_DIRECTIVE_
List, from the lines below, each one with "Services" in it.

Items listed in a dataset
____________
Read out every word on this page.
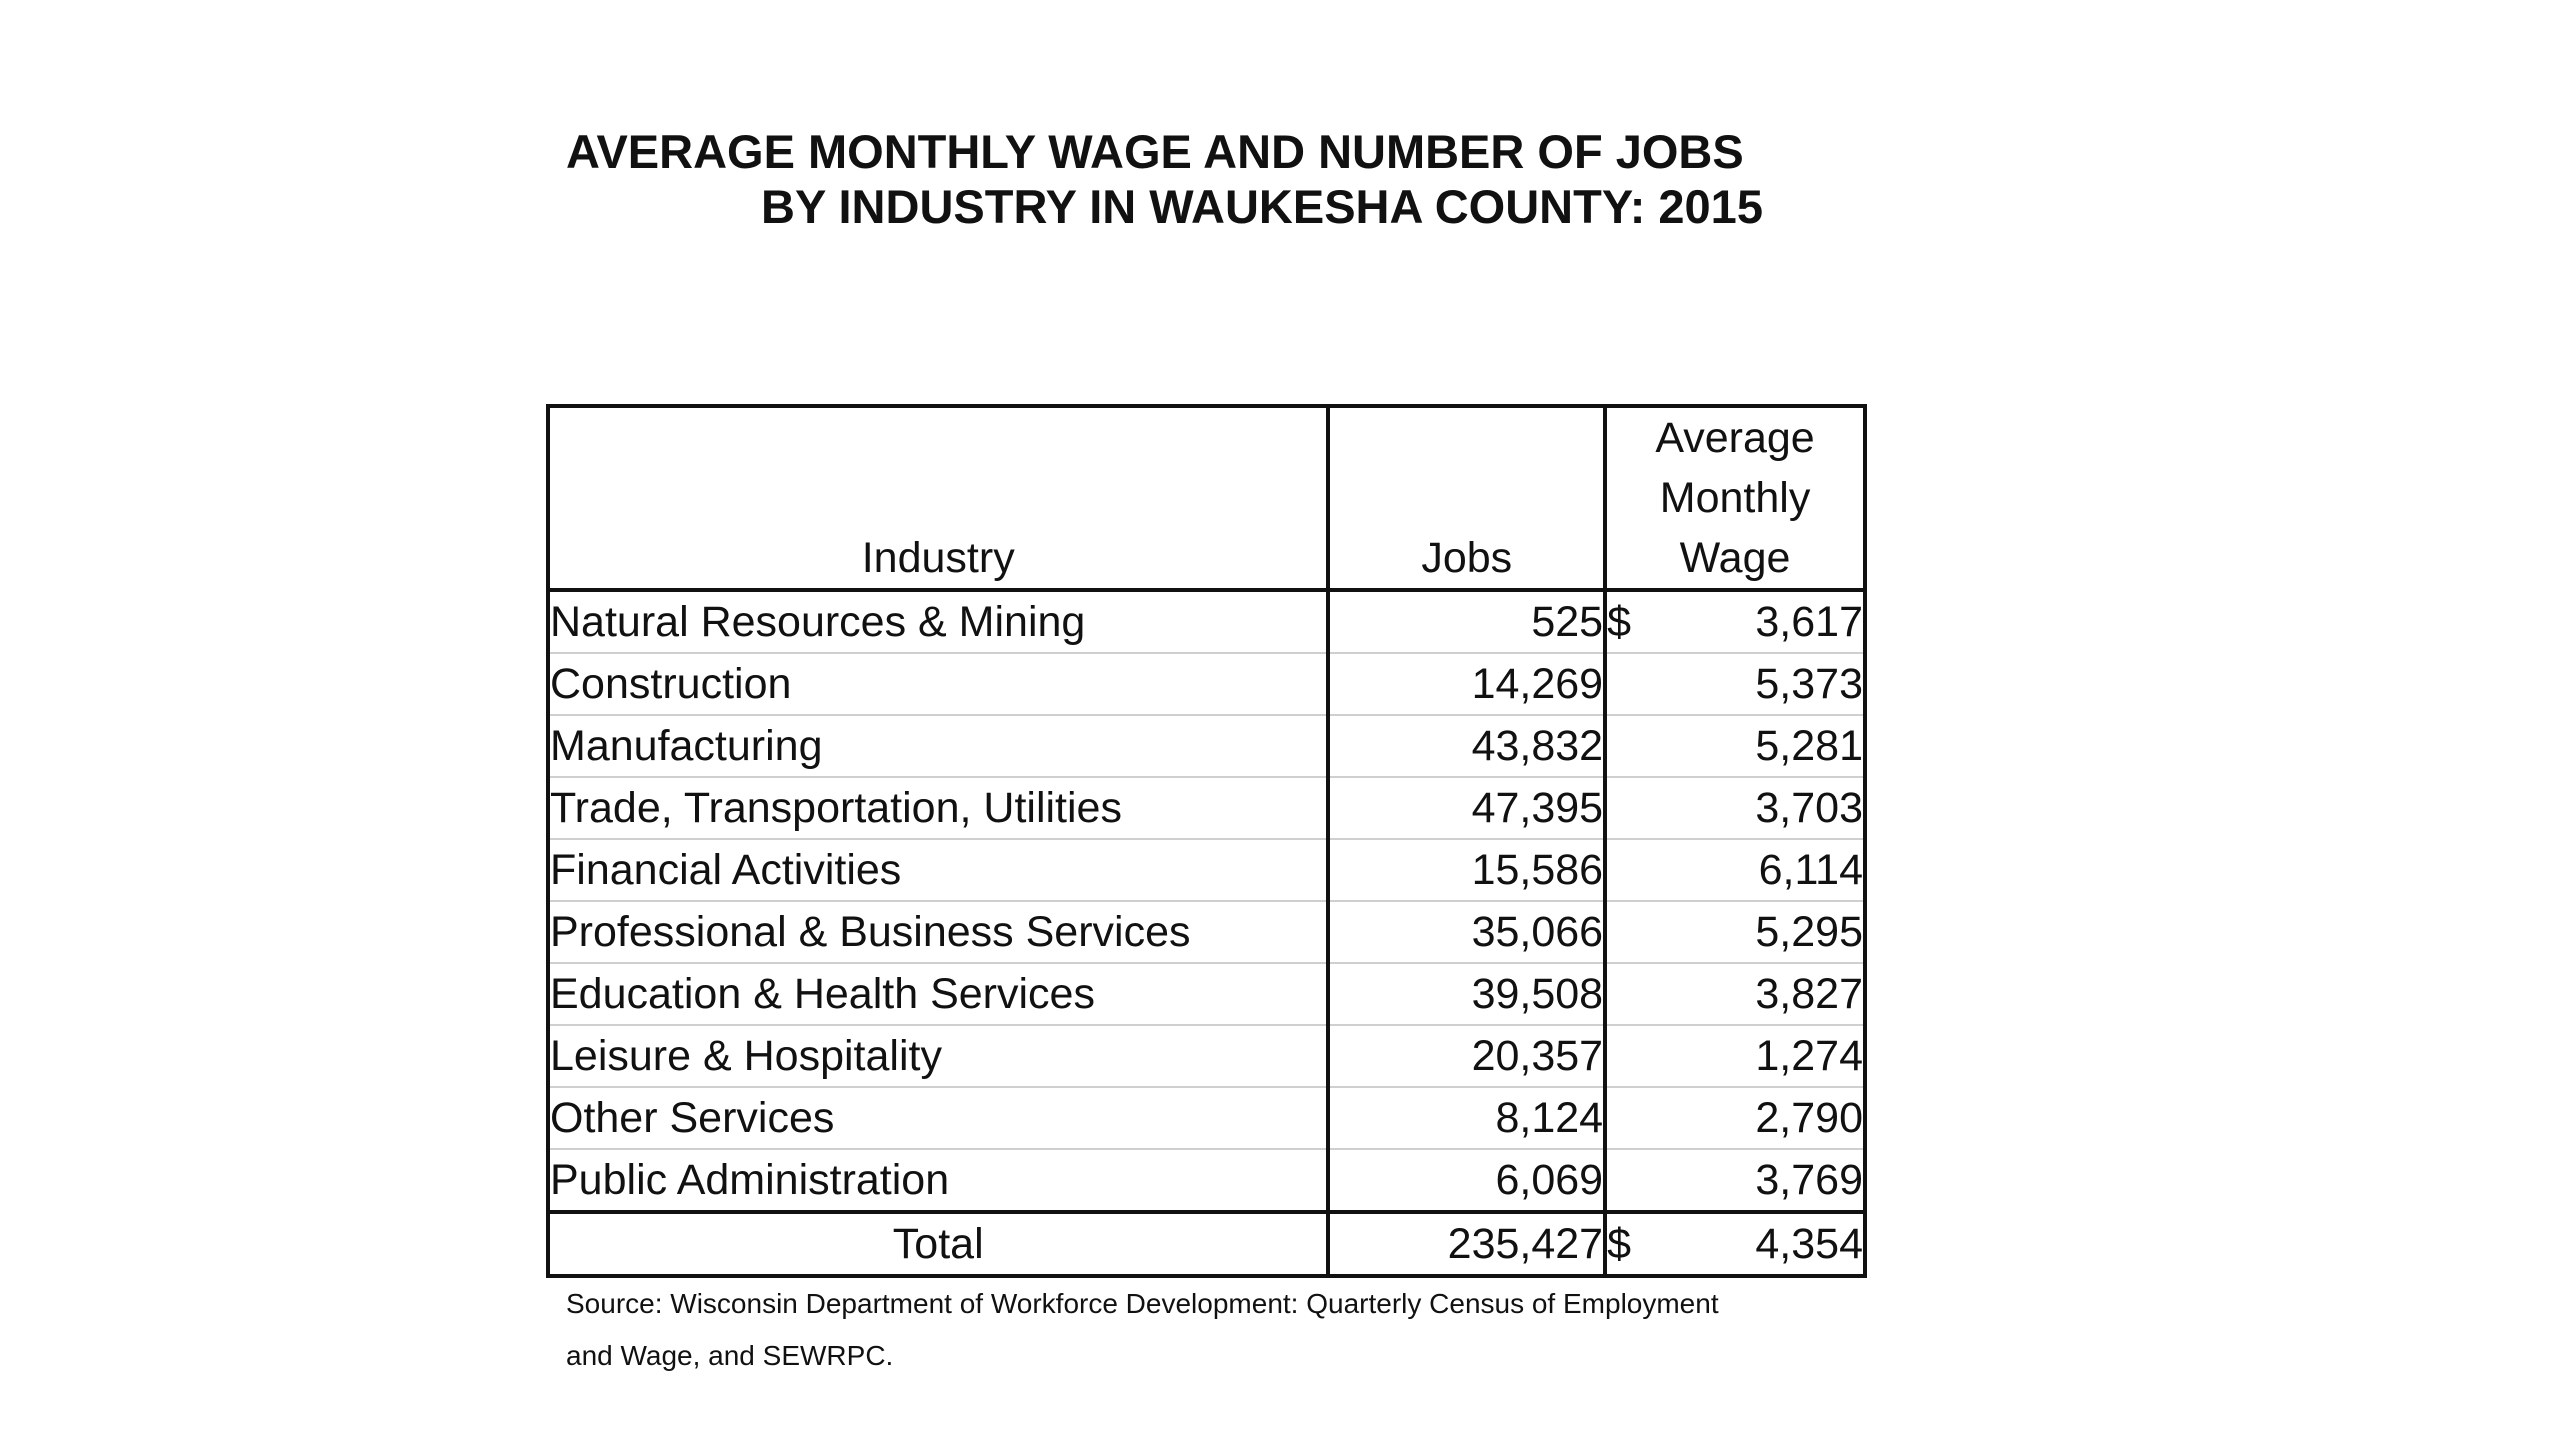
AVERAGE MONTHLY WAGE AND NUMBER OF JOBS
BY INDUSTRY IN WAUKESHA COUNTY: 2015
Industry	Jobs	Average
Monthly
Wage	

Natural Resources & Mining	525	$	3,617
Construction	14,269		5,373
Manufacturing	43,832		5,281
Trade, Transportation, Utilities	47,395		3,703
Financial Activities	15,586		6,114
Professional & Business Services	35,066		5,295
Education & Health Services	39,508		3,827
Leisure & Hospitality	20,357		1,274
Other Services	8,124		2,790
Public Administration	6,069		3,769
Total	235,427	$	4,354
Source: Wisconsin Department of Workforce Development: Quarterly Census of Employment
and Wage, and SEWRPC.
____________
_ANSWER TO THE TASK_
Professional & Business Services	35,066		5,295
Education & Health Services	39,508		3,827
Other Services	8,124		2,790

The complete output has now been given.